---------- WORKING DATA ----------

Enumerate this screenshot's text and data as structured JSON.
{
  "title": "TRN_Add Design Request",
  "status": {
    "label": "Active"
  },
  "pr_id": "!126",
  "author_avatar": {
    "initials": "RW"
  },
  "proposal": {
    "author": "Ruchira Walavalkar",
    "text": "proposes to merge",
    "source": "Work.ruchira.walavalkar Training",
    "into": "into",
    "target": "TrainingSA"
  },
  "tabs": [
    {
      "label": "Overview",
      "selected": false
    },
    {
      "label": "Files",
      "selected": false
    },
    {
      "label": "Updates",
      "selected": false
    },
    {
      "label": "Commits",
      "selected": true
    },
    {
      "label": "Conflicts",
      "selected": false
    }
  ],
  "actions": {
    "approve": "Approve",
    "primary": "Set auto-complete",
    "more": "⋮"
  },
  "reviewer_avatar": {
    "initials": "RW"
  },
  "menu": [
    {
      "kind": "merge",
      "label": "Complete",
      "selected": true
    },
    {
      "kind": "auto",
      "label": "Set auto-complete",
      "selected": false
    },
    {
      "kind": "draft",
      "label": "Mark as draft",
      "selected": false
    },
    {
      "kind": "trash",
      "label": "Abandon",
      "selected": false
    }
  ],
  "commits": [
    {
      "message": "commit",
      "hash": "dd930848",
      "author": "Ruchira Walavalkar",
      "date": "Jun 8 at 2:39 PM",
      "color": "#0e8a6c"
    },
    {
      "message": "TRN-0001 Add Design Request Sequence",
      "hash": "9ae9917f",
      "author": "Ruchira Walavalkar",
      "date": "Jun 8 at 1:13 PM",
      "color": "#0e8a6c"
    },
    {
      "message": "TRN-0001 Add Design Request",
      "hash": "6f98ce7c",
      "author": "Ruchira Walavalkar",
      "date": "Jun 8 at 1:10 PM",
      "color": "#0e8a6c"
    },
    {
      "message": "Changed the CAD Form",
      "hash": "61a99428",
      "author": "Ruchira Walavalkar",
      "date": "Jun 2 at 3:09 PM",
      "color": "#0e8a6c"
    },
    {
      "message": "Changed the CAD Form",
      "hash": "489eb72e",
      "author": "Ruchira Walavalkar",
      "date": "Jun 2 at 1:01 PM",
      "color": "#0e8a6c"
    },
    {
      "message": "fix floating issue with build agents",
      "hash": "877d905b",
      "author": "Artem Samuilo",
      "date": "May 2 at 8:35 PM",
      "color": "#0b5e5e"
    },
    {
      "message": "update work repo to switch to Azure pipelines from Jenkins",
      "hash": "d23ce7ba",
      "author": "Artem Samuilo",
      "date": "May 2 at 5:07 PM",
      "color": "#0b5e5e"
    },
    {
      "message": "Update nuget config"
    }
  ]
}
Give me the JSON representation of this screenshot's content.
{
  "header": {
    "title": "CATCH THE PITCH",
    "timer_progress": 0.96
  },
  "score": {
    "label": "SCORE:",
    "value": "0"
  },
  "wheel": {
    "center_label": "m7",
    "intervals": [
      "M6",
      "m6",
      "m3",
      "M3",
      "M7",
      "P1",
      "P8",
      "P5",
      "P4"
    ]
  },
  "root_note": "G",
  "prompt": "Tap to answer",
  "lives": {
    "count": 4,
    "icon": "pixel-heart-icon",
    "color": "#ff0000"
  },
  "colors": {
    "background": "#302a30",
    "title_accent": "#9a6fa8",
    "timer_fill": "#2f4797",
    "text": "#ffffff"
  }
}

----------

- **WHAT YOU WILL DO**:
Give every line of the material that includes the string "Request".

- **THE REPLY**:
  "title": "TRN_Add Design Request",
      "message": "TRN-0001 Add Design Request Sequence",
      "message": "TRN-0001 Add Design Request",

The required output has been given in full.